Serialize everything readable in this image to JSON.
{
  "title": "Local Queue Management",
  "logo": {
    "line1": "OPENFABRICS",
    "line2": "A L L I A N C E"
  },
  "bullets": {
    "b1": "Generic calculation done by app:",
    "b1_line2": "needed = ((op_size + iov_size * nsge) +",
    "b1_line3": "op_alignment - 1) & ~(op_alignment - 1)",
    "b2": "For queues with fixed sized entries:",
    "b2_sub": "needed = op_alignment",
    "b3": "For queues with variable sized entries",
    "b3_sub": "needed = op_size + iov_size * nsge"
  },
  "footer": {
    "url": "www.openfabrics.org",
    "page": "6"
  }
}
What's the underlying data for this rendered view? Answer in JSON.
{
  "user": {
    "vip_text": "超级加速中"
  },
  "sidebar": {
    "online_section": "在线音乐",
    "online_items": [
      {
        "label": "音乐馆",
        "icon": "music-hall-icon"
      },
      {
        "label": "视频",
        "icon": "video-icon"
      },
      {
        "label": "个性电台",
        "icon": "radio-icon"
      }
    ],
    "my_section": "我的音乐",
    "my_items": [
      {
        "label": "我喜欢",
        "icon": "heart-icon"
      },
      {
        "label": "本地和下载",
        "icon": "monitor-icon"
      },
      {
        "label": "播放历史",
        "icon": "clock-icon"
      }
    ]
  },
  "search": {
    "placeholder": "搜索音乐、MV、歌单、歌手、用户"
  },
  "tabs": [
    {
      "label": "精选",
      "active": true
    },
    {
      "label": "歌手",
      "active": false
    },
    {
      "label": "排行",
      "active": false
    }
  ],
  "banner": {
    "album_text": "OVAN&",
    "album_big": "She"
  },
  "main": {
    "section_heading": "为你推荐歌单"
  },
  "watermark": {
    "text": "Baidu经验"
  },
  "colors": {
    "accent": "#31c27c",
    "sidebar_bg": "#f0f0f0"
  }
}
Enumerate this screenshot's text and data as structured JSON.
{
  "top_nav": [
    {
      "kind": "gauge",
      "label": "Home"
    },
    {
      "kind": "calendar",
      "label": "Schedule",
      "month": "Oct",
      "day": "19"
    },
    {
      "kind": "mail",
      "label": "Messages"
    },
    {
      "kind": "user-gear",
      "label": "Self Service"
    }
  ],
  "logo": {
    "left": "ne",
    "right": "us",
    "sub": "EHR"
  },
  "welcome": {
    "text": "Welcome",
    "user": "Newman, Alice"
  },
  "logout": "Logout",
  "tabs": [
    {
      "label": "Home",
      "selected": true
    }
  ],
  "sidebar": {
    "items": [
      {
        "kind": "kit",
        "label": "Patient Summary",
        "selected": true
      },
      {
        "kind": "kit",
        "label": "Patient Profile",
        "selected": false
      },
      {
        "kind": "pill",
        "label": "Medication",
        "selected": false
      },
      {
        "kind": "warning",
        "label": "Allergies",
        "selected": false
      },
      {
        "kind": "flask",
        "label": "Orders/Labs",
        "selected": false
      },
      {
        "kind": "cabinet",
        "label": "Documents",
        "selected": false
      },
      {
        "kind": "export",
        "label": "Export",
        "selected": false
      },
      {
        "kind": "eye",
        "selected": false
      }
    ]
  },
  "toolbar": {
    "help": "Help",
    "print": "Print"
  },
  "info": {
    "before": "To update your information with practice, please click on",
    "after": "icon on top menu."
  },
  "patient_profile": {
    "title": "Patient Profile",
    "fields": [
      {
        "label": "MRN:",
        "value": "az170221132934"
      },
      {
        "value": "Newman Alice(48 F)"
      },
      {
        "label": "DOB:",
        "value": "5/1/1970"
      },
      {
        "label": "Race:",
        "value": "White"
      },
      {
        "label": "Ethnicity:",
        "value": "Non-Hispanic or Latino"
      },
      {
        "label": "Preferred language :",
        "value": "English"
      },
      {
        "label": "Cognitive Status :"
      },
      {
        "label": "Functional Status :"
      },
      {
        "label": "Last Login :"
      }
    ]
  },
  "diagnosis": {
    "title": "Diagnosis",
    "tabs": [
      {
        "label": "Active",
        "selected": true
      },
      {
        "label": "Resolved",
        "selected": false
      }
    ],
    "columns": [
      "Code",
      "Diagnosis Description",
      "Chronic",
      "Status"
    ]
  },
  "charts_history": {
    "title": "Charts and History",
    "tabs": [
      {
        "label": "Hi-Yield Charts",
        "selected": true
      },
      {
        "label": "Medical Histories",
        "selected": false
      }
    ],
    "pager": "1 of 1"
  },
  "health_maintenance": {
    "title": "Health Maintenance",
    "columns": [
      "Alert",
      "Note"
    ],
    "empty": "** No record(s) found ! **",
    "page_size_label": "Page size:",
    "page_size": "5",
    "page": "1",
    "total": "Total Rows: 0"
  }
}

+ + + + + + +

# What is asked
From the entries above, copy each line holding "value".

# Solution to this task
        "value": "az170221132934"
        "value": "Newman Alice(48 F)"
        "value": "5/1/1970"
        "value": "White"
        "value": "Non-Hispanic or Latino"
        "value": "English"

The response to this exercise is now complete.